**PROMPT:**
Using the data below, copy every line that contains the word "FOTOGRÁFICO".

**DATA SECTION:**
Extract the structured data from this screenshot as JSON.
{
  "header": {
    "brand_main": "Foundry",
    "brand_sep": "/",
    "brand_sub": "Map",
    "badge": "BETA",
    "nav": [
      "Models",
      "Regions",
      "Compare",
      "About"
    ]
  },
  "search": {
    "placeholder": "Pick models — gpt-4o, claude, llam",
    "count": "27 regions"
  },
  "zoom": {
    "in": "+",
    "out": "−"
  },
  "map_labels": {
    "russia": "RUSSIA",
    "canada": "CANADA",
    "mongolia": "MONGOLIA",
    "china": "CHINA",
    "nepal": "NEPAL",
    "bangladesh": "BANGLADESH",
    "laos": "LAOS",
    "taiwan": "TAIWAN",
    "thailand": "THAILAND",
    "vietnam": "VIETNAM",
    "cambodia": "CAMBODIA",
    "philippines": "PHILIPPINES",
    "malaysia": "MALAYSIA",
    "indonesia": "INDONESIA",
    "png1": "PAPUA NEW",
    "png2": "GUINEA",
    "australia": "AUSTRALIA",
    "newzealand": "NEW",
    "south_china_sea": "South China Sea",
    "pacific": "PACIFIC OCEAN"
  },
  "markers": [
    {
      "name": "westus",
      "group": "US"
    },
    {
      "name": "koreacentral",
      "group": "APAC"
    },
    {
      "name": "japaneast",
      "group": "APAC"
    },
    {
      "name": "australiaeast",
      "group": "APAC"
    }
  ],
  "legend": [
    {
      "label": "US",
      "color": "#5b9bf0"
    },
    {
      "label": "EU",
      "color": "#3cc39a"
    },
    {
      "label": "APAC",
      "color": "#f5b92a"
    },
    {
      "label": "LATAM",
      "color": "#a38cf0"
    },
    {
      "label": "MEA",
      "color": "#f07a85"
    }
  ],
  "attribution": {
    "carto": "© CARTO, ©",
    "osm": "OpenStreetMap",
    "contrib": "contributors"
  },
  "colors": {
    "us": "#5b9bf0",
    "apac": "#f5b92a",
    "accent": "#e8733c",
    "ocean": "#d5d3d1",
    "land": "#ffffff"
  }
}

--

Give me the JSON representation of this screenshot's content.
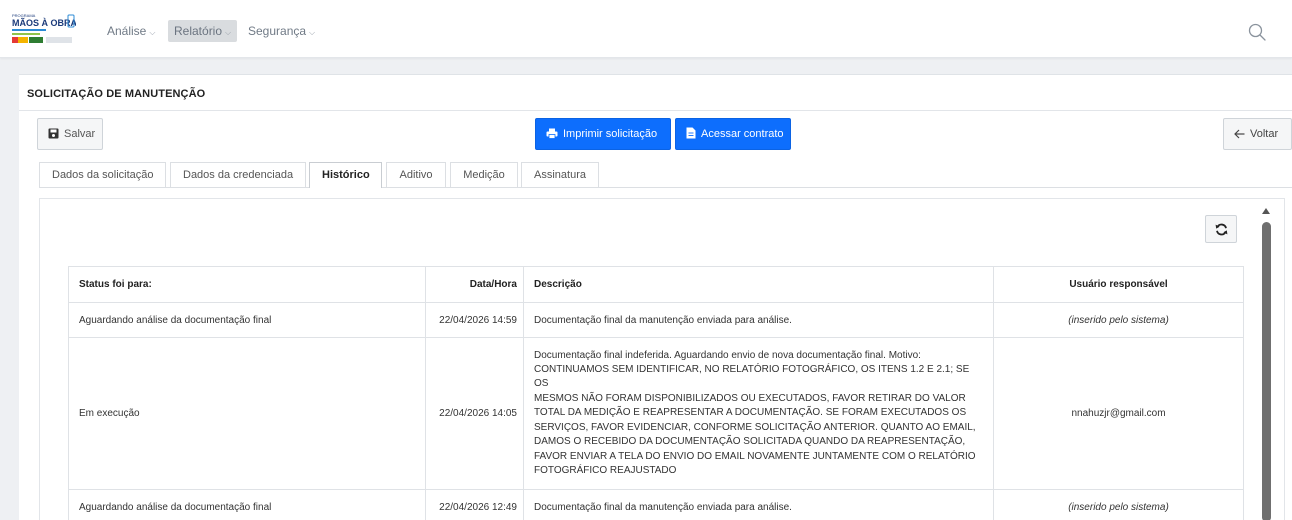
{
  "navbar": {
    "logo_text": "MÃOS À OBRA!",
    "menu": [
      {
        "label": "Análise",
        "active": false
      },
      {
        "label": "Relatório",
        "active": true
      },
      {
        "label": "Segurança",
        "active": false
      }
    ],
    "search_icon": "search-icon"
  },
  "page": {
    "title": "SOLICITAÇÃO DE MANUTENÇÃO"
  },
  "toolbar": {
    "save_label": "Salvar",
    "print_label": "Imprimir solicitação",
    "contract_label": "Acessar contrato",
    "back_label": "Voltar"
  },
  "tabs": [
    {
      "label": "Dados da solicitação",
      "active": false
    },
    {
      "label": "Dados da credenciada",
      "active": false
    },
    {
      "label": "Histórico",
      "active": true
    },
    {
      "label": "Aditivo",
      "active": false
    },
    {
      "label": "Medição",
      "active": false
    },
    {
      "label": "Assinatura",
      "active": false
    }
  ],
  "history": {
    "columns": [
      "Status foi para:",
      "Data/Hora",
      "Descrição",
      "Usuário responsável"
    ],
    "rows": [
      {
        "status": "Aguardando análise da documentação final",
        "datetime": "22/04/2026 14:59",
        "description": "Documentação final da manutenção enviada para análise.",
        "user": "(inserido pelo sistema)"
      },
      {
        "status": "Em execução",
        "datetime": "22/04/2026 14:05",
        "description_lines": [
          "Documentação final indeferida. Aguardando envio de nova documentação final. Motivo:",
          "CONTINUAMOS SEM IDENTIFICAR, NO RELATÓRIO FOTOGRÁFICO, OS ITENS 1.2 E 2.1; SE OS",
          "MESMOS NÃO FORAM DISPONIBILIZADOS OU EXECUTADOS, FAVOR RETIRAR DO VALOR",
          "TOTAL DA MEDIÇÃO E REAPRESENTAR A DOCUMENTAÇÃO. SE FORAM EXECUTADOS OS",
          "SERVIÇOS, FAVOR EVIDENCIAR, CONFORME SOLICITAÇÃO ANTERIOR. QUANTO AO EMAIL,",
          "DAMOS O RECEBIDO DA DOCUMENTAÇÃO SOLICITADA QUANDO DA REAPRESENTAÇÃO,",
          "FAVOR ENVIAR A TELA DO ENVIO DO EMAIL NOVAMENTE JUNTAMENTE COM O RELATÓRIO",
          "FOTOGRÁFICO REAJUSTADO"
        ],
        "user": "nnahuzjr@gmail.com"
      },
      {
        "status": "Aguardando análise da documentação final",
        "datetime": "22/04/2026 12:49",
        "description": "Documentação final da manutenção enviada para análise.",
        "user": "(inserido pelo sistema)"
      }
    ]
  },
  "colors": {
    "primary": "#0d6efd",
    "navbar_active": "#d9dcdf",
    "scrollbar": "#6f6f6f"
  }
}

**ANSWER TO THE PROBLEM:**
          "CONTINUAMOS SEM IDENTIFICAR, NO RELATÓRIO FOTOGRÁFICO, OS ITENS 1.2 E 2.1; SE OS",
          "FOTOGRÁFICO REAJUSTADO"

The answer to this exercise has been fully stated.